## Record list:
>> start

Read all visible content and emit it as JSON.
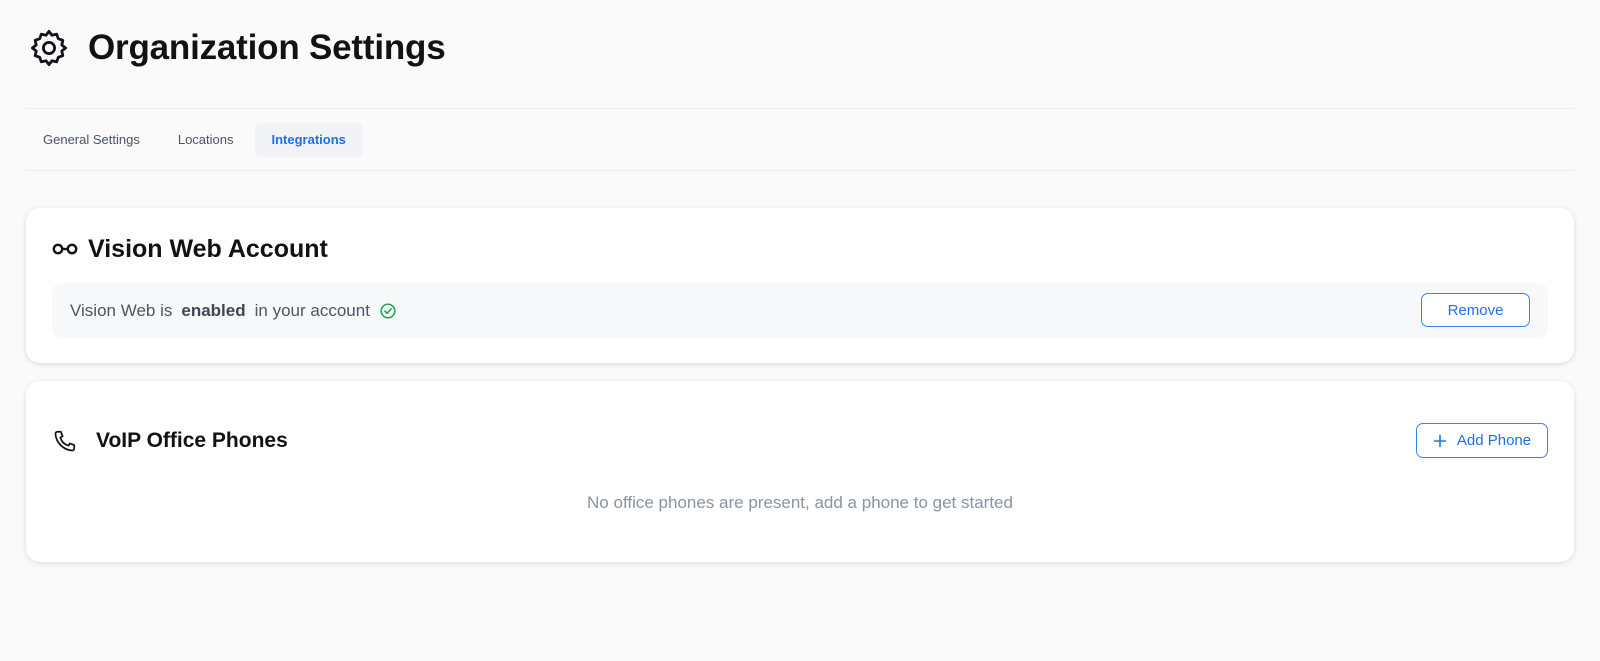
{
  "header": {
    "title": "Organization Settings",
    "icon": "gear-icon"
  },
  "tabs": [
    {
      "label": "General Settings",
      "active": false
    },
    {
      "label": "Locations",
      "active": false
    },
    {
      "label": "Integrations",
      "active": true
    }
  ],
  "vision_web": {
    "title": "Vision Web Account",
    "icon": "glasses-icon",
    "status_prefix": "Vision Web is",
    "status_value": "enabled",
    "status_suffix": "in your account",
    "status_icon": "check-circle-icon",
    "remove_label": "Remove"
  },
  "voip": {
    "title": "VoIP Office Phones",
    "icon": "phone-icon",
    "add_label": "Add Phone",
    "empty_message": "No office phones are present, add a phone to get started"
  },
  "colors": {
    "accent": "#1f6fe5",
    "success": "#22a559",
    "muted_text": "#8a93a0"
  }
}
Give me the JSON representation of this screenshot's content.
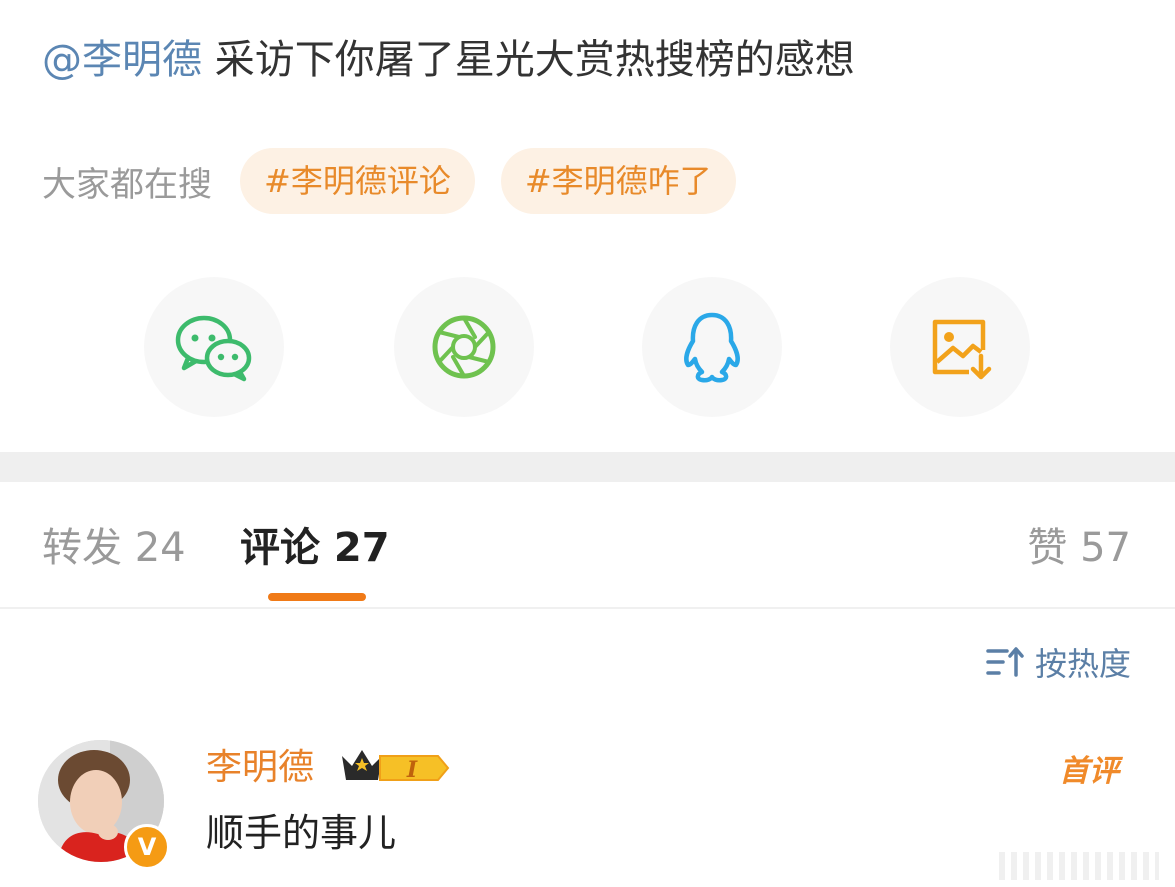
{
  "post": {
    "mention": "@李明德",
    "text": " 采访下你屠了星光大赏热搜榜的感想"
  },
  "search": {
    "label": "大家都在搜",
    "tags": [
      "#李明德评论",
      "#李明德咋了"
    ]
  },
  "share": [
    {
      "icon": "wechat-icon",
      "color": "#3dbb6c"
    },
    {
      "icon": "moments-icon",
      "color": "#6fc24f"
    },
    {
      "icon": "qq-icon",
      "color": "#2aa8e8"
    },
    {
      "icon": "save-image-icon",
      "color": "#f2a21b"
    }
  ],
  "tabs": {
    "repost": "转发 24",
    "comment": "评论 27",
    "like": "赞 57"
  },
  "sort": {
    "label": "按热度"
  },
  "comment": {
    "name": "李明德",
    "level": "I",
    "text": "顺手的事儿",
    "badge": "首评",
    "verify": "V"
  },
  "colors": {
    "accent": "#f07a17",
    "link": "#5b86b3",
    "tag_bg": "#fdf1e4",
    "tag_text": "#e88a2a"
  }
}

>> end

## Problem statement:
Copy the entries exactly. Leave out the images.

## Complete answer:
Read all visible content and emit it as JSON.
{
  "header": {
    "title": "Organization Settings",
    "icon": "gear-icon"
  },
  "tabs": [
    {
      "label": "General Settings",
      "active": false
    },
    {
      "label": "Locations",
      "active": false
    },
    {
      "label": "Integrations",
      "active": true
    }
  ],
  "vision_web": {
    "title": "Vision Web Account",
    "icon": "glasses-icon",
    "status_prefix": "Vision Web is",
    "status_value": "enabled",
    "status_suffix": "in your account",
    "status_icon": "check-circle-icon",
    "remove_label": "Remove"
  },
  "voip": {
    "title": "VoIP Office Phones",
    "icon": "phone-icon",
    "add_label": "Add Phone",
    "empty_message": "No office phones are present, add a phone to get started"
  },
  "colors": {
    "accent": "#1f6fe5",
    "success": "#22a559",
    "muted_text": "#8a93a0"
  }
}
Give me the JSON representation of this screenshot's content.
{
  "post": {
    "mention": "@李明德",
    "text": " 采访下你屠了星光大赏热搜榜的感想"
  },
  "search": {
    "label": "大家都在搜",
    "tags": [
      "#李明德评论",
      "#李明德咋了"
    ]
  },
  "share": [
    {
      "icon": "wechat-icon",
      "color": "#3dbb6c"
    },
    {
      "icon": "moments-icon",
      "color": "#6fc24f"
    },
    {
      "icon": "qq-icon",
      "color": "#2aa8e8"
    },
    {
      "icon": "save-image-icon",
      "color": "#f2a21b"
    }
  ],
  "tabs": {
    "repost": "转发 24",
    "comment": "评论 27",
    "like": "赞 57"
  },
  "sort": {
    "label": "按热度"
  },
  "comment": {
    "name": "李明德",
    "level": "I",
    "text": "顺手的事儿",
    "badge": "首评",
    "verify": "V"
  },
  "colors": {
    "accent": "#f07a17",
    "link": "#5b86b3",
    "tag_bg": "#fdf1e4",
    "tag_text": "#e88a2a"
  }
}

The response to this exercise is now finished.